- [About this exercise]:
Your answer is a number only: how many lines in the data below contain "compost"?

☆ ☆ ☆ ☆ ☆

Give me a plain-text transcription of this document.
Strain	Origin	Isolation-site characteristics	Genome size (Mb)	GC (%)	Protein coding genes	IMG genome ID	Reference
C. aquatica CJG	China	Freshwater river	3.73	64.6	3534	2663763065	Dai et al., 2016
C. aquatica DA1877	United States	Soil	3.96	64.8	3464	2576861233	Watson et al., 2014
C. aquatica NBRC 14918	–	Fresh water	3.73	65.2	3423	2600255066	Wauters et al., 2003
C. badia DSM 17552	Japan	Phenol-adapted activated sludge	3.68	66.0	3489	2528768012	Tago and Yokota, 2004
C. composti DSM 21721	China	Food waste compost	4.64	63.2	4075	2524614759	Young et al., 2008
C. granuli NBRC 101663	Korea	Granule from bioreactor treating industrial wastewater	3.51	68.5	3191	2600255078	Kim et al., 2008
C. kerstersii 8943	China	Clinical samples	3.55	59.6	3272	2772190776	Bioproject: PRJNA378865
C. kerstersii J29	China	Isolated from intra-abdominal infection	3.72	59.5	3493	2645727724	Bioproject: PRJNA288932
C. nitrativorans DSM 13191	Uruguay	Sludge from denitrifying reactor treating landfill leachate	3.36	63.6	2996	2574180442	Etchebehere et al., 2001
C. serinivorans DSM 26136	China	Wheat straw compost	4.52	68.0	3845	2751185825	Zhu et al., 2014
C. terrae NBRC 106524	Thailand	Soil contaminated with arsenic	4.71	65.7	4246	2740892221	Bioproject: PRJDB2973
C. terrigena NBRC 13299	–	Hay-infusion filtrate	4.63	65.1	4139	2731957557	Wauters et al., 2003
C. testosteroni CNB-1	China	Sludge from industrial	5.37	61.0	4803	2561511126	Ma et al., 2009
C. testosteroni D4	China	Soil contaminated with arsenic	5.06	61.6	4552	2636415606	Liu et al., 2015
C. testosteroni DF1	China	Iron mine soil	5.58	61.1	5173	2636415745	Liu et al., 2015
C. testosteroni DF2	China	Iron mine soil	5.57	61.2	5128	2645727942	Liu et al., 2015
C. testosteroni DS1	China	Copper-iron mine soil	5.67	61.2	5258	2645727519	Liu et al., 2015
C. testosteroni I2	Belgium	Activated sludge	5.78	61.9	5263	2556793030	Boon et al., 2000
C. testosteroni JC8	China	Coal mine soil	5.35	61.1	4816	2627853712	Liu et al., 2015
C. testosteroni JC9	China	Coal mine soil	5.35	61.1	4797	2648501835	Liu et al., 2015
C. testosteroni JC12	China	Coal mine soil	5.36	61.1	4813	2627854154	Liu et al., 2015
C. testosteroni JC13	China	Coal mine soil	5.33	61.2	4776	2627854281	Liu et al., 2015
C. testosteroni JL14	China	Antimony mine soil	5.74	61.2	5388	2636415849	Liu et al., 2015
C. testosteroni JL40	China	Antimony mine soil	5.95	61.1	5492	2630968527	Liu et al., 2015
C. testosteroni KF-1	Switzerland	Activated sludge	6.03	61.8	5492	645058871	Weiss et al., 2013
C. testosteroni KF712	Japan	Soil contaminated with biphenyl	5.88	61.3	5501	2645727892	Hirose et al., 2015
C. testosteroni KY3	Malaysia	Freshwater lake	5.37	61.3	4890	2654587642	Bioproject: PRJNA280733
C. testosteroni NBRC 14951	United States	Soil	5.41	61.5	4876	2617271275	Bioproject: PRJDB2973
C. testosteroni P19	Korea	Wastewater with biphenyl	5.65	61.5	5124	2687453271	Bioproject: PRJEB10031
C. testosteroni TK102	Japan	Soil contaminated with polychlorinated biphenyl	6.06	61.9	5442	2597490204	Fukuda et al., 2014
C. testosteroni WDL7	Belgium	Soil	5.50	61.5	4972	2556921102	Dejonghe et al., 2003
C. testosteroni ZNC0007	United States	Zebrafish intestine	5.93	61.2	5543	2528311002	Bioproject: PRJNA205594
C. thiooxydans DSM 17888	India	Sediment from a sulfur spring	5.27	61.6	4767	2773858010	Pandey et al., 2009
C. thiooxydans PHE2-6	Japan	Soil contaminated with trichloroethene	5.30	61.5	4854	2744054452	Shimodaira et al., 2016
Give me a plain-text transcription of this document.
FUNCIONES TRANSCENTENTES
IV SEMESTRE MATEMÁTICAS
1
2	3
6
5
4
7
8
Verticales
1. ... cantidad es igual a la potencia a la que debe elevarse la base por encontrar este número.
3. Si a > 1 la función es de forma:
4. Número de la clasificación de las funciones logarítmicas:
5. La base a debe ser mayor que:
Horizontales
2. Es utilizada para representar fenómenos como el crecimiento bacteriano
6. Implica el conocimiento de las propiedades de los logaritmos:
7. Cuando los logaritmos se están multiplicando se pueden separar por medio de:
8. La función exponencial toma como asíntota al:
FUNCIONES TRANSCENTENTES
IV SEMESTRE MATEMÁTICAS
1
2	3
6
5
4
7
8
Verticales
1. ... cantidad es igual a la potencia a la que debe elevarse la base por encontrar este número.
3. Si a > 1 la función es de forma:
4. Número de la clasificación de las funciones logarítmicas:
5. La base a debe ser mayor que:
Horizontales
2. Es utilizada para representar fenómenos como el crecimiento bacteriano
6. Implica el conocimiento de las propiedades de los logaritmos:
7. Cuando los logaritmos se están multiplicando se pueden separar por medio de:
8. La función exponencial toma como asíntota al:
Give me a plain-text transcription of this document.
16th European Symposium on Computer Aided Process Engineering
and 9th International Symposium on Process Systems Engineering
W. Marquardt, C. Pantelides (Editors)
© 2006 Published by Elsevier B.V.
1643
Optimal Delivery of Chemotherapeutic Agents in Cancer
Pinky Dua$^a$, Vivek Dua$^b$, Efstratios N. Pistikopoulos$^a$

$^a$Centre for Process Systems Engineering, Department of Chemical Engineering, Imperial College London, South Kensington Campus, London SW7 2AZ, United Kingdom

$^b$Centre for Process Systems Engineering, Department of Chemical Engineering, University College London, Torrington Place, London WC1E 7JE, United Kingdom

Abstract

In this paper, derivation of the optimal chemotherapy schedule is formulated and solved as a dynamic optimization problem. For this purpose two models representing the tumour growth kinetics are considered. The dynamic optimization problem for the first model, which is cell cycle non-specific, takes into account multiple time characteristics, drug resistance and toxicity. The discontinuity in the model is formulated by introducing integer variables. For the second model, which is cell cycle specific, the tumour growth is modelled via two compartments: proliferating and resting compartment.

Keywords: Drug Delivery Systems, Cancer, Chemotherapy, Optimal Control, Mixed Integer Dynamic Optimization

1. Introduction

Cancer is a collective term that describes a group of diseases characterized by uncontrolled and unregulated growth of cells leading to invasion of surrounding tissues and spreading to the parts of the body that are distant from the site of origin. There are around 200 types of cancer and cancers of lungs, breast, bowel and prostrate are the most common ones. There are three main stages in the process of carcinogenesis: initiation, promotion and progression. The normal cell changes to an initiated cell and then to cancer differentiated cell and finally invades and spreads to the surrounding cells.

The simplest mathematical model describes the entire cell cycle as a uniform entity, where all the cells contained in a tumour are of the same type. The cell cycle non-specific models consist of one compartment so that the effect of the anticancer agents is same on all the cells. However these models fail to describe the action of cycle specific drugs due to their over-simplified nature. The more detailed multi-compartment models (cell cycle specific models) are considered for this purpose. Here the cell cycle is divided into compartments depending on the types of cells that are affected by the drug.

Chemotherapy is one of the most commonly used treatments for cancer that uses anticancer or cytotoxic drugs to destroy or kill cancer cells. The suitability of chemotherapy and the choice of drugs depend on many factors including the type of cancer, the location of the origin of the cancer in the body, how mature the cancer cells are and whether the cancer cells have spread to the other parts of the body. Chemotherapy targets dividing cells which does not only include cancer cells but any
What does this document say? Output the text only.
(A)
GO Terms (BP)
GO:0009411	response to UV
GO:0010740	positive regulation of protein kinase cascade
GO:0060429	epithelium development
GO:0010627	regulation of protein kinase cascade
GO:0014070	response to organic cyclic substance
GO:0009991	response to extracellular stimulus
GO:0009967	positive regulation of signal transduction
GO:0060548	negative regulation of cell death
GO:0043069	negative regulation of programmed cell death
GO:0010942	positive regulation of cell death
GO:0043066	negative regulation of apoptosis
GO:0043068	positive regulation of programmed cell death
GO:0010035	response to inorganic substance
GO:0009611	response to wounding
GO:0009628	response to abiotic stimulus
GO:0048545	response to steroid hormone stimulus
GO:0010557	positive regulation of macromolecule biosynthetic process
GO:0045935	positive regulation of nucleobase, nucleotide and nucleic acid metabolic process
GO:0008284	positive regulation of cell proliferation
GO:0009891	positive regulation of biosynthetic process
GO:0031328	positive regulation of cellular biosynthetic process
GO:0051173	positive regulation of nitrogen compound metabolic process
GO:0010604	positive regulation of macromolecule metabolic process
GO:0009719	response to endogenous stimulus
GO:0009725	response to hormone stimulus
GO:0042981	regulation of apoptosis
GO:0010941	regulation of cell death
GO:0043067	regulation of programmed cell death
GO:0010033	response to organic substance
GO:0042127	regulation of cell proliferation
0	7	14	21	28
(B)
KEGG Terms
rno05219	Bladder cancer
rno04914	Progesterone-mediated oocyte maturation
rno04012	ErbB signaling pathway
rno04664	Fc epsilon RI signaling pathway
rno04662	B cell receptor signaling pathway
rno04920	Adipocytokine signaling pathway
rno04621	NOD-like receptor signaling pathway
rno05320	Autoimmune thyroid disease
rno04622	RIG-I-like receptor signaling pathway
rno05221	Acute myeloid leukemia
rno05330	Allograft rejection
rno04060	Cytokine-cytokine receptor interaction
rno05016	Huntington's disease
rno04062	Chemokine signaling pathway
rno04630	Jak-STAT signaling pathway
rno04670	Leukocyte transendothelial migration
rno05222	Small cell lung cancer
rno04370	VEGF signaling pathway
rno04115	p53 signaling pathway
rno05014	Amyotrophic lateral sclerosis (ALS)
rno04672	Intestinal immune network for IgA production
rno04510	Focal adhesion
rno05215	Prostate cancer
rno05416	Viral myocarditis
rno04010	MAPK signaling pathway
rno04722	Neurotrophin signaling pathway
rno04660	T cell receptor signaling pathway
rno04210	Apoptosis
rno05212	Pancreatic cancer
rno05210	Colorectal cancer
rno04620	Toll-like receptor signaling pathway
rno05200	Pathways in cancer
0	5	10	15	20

☆ ☆ ☆ ☆ ☆

- [Answer box]:
2